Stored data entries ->
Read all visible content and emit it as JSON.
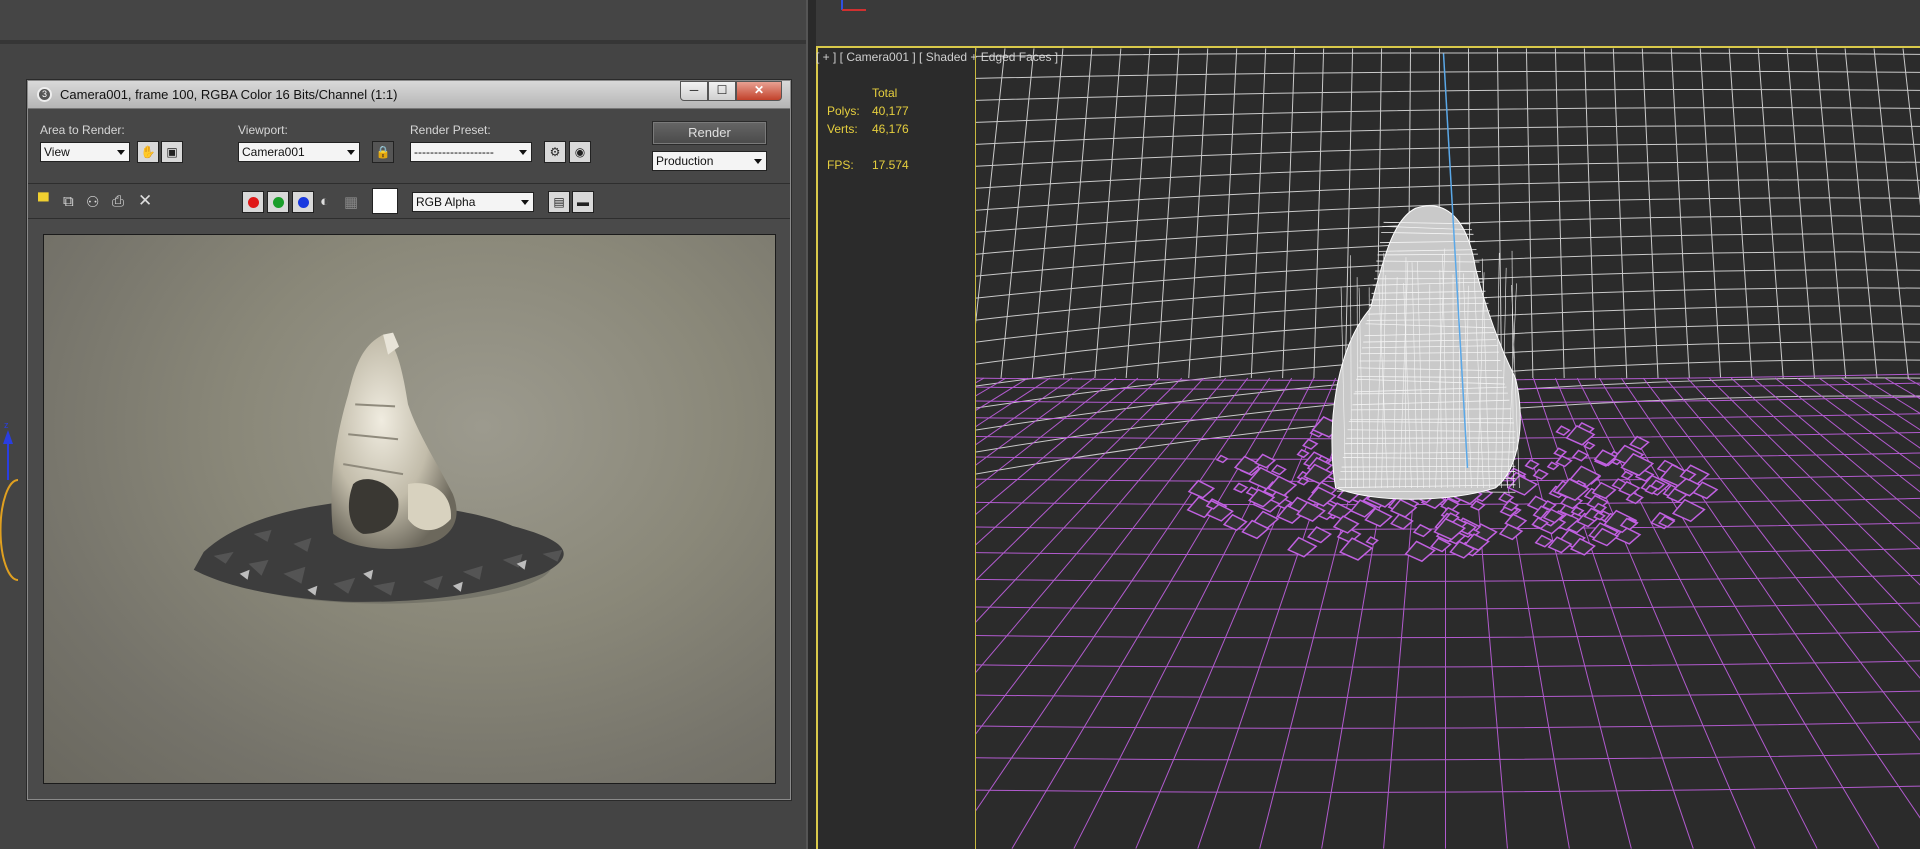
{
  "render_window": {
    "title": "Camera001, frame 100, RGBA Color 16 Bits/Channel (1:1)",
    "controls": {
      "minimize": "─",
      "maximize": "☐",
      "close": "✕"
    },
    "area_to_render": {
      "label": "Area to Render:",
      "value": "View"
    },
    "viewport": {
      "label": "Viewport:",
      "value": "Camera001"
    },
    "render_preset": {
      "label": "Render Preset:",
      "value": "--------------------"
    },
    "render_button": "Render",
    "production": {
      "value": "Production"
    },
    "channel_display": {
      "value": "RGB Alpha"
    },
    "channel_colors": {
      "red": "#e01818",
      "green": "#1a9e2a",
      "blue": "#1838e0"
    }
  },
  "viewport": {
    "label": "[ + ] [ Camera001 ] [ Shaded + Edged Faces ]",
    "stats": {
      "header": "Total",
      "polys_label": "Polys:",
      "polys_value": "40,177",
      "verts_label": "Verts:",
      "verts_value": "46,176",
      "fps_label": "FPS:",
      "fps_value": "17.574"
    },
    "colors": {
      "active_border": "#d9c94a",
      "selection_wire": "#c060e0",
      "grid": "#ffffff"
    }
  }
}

TASK INSTRUCTIONS ->
Quote all of the entries word for word, omitting any pictures.

EXERCISE RESULT ->
Read all visible content and emit it as JSON.
{
  "render_window": {
    "title": "Camera001, frame 100, RGBA Color 16 Bits/Channel (1:1)",
    "controls": {
      "minimize": "─",
      "maximize": "☐",
      "close": "✕"
    },
    "area_to_render": {
      "label": "Area to Render:",
      "value": "View"
    },
    "viewport": {
      "label": "Viewport:",
      "value": "Camera001"
    },
    "render_preset": {
      "label": "Render Preset:",
      "value": "--------------------"
    },
    "render_button": "Render",
    "production": {
      "value": "Production"
    },
    "channel_display": {
      "value": "RGB Alpha"
    },
    "channel_colors": {
      "red": "#e01818",
      "green": "#1a9e2a",
      "blue": "#1838e0"
    }
  },
  "viewport": {
    "label": "[ + ] [ Camera001 ] [ Shaded + Edged Faces ]",
    "stats": {
      "header": "Total",
      "polys_label": "Polys:",
      "polys_value": "40,177",
      "verts_label": "Verts:",
      "verts_value": "46,176",
      "fps_label": "FPS:",
      "fps_value": "17.574"
    },
    "colors": {
      "active_border": "#d9c94a",
      "selection_wire": "#c060e0",
      "grid": "#ffffff"
    }
  }
}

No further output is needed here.